**Given entries:**
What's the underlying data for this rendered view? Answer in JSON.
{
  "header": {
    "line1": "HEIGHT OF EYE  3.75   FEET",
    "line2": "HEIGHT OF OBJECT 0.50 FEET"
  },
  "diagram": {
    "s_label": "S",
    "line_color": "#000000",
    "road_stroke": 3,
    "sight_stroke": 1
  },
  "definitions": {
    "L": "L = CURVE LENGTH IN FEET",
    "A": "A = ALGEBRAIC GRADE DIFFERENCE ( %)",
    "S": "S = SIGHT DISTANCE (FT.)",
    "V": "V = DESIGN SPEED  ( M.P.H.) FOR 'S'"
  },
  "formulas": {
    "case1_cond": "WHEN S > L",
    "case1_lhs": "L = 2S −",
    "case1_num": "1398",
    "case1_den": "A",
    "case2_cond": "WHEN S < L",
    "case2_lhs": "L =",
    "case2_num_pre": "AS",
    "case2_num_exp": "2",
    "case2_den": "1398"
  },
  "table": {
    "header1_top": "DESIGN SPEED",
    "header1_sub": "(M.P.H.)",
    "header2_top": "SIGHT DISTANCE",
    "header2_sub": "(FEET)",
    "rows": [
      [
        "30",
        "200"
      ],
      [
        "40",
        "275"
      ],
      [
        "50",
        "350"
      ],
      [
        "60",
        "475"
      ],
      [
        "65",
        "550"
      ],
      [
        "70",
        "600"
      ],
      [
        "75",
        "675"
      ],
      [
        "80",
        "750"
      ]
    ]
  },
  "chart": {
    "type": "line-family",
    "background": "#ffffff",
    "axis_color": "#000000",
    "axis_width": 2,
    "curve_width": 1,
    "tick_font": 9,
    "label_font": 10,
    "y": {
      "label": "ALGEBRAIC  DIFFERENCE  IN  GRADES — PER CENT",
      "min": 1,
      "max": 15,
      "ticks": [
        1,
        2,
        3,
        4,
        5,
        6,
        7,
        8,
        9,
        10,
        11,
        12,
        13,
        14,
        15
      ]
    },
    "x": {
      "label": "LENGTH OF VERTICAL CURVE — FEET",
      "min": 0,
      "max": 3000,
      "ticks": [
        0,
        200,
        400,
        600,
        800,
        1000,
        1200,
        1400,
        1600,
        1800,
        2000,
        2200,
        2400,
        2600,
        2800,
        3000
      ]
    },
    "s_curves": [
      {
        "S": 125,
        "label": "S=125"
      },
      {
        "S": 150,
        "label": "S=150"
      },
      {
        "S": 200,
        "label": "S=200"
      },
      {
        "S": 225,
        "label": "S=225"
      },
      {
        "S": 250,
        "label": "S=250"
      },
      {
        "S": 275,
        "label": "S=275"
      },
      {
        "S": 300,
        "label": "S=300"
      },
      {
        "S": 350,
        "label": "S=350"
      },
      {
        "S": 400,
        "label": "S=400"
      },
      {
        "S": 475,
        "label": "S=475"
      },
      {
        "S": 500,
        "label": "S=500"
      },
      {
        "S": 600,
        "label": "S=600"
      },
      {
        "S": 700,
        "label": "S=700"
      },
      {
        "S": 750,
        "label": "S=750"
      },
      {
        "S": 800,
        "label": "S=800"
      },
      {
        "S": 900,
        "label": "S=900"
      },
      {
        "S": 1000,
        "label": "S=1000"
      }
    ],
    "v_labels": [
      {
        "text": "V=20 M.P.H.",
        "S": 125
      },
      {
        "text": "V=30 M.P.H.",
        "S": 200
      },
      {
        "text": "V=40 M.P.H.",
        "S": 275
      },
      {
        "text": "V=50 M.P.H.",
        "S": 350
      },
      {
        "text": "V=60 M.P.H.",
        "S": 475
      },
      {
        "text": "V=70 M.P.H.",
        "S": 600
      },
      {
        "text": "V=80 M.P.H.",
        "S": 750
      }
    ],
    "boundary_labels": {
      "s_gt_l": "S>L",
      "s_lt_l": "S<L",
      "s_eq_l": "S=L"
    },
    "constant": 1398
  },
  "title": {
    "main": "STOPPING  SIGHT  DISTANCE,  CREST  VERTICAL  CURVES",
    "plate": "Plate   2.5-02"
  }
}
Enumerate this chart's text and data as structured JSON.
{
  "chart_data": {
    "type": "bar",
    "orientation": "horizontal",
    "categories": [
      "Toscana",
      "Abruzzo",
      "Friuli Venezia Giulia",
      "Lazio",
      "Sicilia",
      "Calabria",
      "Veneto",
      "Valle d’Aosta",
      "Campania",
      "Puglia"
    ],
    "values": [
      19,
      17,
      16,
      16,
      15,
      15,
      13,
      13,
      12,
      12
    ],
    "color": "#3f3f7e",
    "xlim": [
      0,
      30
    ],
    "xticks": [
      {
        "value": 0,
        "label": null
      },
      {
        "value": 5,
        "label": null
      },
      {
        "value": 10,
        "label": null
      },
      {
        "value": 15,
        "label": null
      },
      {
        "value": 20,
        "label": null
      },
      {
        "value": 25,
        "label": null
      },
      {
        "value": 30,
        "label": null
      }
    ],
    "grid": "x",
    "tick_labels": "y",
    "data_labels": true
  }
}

**Exercise:**
Quote each line above in full, word for word.

**Complete output:**
What's the underlying data for this rendered view? Answer in JSON.
{
  "header": {
    "line1": "HEIGHT OF EYE  3.75   FEET",
    "line2": "HEIGHT OF OBJECT 0.50 FEET"
  },
  "diagram": {
    "s_label": "S",
    "line_color": "#000000",
    "road_stroke": 3,
    "sight_stroke": 1
  },
  "definitions": {
    "L": "L = CURVE LENGTH IN FEET",
    "A": "A = ALGEBRAIC GRADE DIFFERENCE ( %)",
    "S": "S = SIGHT DISTANCE (FT.)",
    "V": "V = DESIGN SPEED  ( M.P.H.) FOR 'S'"
  },
  "formulas": {
    "case1_cond": "WHEN S > L",
    "case1_lhs": "L = 2S −",
    "case1_num": "1398",
    "case1_den": "A",
    "case2_cond": "WHEN S < L",
    "case2_lhs": "L =",
    "case2_num_pre": "AS",
    "case2_num_exp": "2",
    "case2_den": "1398"
  },
  "table": {
    "header1_top": "DESIGN SPEED",
    "header1_sub": "(M.P.H.)",
    "header2_top": "SIGHT DISTANCE",
    "header2_sub": "(FEET)",
    "rows": [
      [
        "30",
        "200"
      ],
      [
        "40",
        "275"
      ],
      [
        "50",
        "350"
      ],
      [
        "60",
        "475"
      ],
      [
        "65",
        "550"
      ],
      [
        "70",
        "600"
      ],
      [
        "75",
        "675"
      ],
      [
        "80",
        "750"
      ]
    ]
  },
  "chart": {
    "type": "line-family",
    "background": "#ffffff",
    "axis_color": "#000000",
    "axis_width": 2,
    "curve_width": 1,
    "tick_font": 9,
    "label_font": 10,
    "y": {
      "label": "ALGEBRAIC  DIFFERENCE  IN  GRADES — PER CENT",
      "min": 1,
      "max": 15,
      "ticks": [
        1,
        2,
        3,
        4,
        5,
        6,
        7,
        8,
        9,
        10,
        11,
        12,
        13,
        14,
        15
      ]
    },
    "x": {
      "label": "LENGTH OF VERTICAL CURVE — FEET",
      "min": 0,
      "max": 3000,
      "ticks": [
        0,
        200,
        400,
        600,
        800,
        1000,
        1200,
        1400,
        1600,
        1800,
        2000,
        2200,
        2400,
        2600,
        2800,
        3000
      ]
    },
    "s_curves": [
      {
        "S": 125,
        "label": "S=125"
      },
      {
        "S": 150,
        "label": "S=150"
      },
      {
        "S": 200,
        "label": "S=200"
      },
      {
        "S": 225,
        "label": "S=225"
      },
      {
        "S": 250,
        "label": "S=250"
      },
      {
        "S": 275,
        "label": "S=275"
      },
      {
        "S": 300,
        "label": "S=300"
      },
      {
        "S": 350,
        "label": "S=350"
      },
      {
        "S": 400,
        "label": "S=400"
      },
      {
        "S": 475,
        "label": "S=475"
      },
      {
        "S": 500,
        "label": "S=500"
      },
      {
        "S": 600,
        "label": "S=600"
      },
      {
        "S": 700,
        "label": "S=700"
      },
      {
        "S": 750,
        "label": "S=750"
      },
      {
        "S": 800,
        "label": "S=800"
      },
      {
        "S": 900,
        "label": "S=900"
      },
      {
        "S": 1000,
        "label": "S=1000"
      }
    ],
    "v_labels": [
      {
        "text": "V=20 M.P.H.",
        "S": 125
      },
      {
        "text": "V=30 M.P.H.",
        "S": 200
      },
      {
        "text": "V=40 M.P.H.",
        "S": 275
      },
      {
        "text": "V=50 M.P.H.",
        "S": 350
      },
      {
        "text": "V=60 M.P.H.",
        "S": 475
      },
      {
        "text": "V=70 M.P.H.",
        "S": 600
      },
      {
        "text": "V=80 M.P.H.",
        "S": 750
      }
    ],
    "boundary_labels": {
      "s_gt_l": "S>L",
      "s_lt_l": "S<L",
      "s_eq_l": "S=L"
    },
    "constant": 1398
  },
  "title": {
    "main": "STOPPING  SIGHT  DISTANCE,  CREST  VERTICAL  CURVES",
    "plate": "Plate   2.5-02"
  }
}
Enumerate this chart's text and data as structured JSON.
{
  "chart_data": {
    "type": "bar",
    "orientation": "horizontal",
    "categories": [
      "Toscana",
      "Abruzzo",
      "Friuli Venezia Giulia",
      "Lazio",
      "Sicilia",
      "Calabria",
      "Veneto",
      "Valle d’Aosta",
      "Campania",
      "Puglia"
    ],
    "values": [
      19,
      17,
      16,
      16,
      15,
      15,
      13,
      13,
      12,
      12
    ],
    "color": "#3f3f7e",
    "xlim": [
      0,
      30
    ],
    "xticks": [
      {
        "value": 0,
        "label": null
      },
      {
        "value": 5,
        "label": null
      },
      {
        "value": 10,
        "label": null
      },
      {
        "value": 15,
        "label": null
      },
      {
        "value": 20,
        "label": null
      },
      {
        "value": 25,
        "label": null
      },
      {
        "value": 30,
        "label": null
      }
    ],
    "grid": "x",
    "tick_labels": "y",
    "data_labels": true
  }
}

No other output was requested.